[WHAT TO PRODUCE] Give the listing below again in full, exactly as written.
"""
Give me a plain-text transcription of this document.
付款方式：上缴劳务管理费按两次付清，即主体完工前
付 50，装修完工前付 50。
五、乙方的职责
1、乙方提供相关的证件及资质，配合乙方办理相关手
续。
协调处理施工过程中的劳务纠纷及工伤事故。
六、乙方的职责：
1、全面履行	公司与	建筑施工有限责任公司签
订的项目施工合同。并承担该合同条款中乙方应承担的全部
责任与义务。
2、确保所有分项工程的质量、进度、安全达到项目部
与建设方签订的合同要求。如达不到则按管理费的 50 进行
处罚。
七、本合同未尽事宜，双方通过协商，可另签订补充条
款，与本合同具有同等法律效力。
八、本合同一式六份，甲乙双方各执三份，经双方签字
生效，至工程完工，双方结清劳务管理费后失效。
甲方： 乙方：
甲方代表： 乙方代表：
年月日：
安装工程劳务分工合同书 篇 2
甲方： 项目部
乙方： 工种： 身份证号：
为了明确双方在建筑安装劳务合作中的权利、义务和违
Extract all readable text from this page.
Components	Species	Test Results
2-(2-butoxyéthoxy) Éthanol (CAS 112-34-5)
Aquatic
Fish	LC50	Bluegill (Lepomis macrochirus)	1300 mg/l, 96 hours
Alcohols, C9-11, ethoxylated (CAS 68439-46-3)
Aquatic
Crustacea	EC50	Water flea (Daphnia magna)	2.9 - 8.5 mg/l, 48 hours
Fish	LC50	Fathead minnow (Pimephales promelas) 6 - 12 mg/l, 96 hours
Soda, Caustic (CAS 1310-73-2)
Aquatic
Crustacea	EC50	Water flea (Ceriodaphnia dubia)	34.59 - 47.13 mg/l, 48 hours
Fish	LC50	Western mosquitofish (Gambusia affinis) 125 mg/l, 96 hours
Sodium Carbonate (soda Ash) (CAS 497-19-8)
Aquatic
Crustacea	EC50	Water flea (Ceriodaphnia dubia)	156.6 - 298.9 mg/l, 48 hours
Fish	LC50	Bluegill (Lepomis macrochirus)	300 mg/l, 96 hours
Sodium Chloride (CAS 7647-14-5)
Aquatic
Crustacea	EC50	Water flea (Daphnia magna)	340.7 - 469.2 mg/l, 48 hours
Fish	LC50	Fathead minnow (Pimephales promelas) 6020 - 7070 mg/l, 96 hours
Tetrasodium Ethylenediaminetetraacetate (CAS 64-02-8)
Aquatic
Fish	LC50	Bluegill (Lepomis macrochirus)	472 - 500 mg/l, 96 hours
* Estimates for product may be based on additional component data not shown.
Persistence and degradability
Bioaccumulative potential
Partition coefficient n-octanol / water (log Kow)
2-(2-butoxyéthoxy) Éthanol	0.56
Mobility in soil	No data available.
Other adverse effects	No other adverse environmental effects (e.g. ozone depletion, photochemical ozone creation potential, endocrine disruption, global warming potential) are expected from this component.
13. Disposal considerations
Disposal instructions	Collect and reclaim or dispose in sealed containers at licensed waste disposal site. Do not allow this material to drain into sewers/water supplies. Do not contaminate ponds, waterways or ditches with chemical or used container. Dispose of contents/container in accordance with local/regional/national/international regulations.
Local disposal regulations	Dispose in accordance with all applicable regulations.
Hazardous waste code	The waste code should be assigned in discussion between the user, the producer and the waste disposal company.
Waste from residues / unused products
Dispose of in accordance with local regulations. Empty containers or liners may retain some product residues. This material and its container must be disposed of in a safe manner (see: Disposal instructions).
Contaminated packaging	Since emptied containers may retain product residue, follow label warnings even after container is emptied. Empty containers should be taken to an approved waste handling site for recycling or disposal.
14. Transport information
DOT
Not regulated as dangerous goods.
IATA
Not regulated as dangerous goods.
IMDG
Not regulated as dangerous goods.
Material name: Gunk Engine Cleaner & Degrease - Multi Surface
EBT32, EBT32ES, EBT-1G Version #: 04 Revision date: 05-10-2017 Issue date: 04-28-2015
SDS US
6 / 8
"""
[SOLUTION BELOW]
Give me a plain-text transcription of this document.
付款方式：上缴劳务管理费按两次付清，即主体完工前
付 50，装修完工前付 50。
五、乙方的职责
1、乙方提供相关的证件及资质，配合乙方办理相关手
续。
协调处理施工过程中的劳务纠纷及工伤事故。
六、乙方的职责：
1、全面履行	公司与	建筑施工有限责任公司签
订的项目施工合同。并承担该合同条款中乙方应承担的全部
责任与义务。
2、确保所有分项工程的质量、进度、安全达到项目部
与建设方签订的合同要求。如达不到则按管理费的 50 进行
处罚。
七、本合同未尽事宜，双方通过协商，可另签订补充条
款，与本合同具有同等法律效力。
八、本合同一式六份，甲乙双方各执三份，经双方签字
生效，至工程完工，双方结清劳务管理费后失效。
甲方： 乙方：
甲方代表： 乙方代表：
年月日：
安装工程劳务分工合同书 篇 2
甲方： 项目部
乙方： 工种： 身份证号：
为了明确双方在建筑安装劳务合作中的权利、义务和违
Extract all readable text from this page.
Components	Species	Test Results
2-(2-butoxyéthoxy) Éthanol (CAS 112-34-5)
Aquatic
Fish	LC50	Bluegill (Lepomis macrochirus)	1300 mg/l, 96 hours
Alcohols, C9-11, ethoxylated (CAS 68439-46-3)
Aquatic
Crustacea	EC50	Water flea (Daphnia magna)	2.9 - 8.5 mg/l, 48 hours
Fish	LC50	Fathead minnow (Pimephales promelas) 6 - 12 mg/l, 96 hours
Soda, Caustic (CAS 1310-73-2)
Aquatic
Crustacea	EC50	Water flea (Ceriodaphnia dubia)	34.59 - 47.13 mg/l, 48 hours
Fish	LC50	Western mosquitofish (Gambusia affinis) 125 mg/l, 96 hours
Sodium Carbonate (soda Ash) (CAS 497-19-8)
Aquatic
Crustacea	EC50	Water flea (Ceriodaphnia dubia)	156.6 - 298.9 mg/l, 48 hours
Fish	LC50	Bluegill (Lepomis macrochirus)	300 mg/l, 96 hours
Sodium Chloride (CAS 7647-14-5)
Aquatic
Crustacea	EC50	Water flea (Daphnia magna)	340.7 - 469.2 mg/l, 48 hours
Fish	LC50	Fathead minnow (Pimephales promelas) 6020 - 7070 mg/l, 96 hours
Tetrasodium Ethylenediaminetetraacetate (CAS 64-02-8)
Aquatic
Fish	LC50	Bluegill (Lepomis macrochirus)	472 - 500 mg/l, 96 hours
* Estimates for product may be based on additional component data not shown.
Persistence and degradability
Bioaccumulative potential
Partition coefficient n-octanol / water (log Kow)
2-(2-butoxyéthoxy) Éthanol	0.56
Mobility in soil	No data available.
Other adverse effects	No other adverse environmental effects (e.g. ozone depletion, photochemical ozone creation potential, endocrine disruption, global warming potential) are expected from this component.
13. Disposal considerations
Disposal instructions	Collect and reclaim or dispose in sealed containers at licensed waste disposal site. Do not allow this material to drain into sewers/water supplies. Do not contaminate ponds, waterways or ditches with chemical or used container. Dispose of contents/container in accordance with local/regional/national/international regulations.
Local disposal regulations	Dispose in accordance with all applicable regulations.
Hazardous waste code	The waste code should be assigned in discussion between the user, the producer and the waste disposal company.
Waste from residues / unused products
Dispose of in accordance with local regulations. Empty containers or liners may retain some product residues. This material and its container must be disposed of in a safe manner (see: Disposal instructions).
Contaminated packaging	Since emptied containers may retain product residue, follow label warnings even after container is emptied. Empty containers should be taken to an approved waste handling site for recycling or disposal.
14. Transport information
DOT
Not regulated as dangerous goods.
IATA
Not regulated as dangerous goods.
IMDG
Not regulated as dangerous goods.
Material name: Gunk Engine Cleaner & Degrease - Multi Surface
EBT32, EBT32ES, EBT-1G Version #: 04 Revision date: 05-10-2017 Issue date: 04-28-2015
SDS US
6 / 8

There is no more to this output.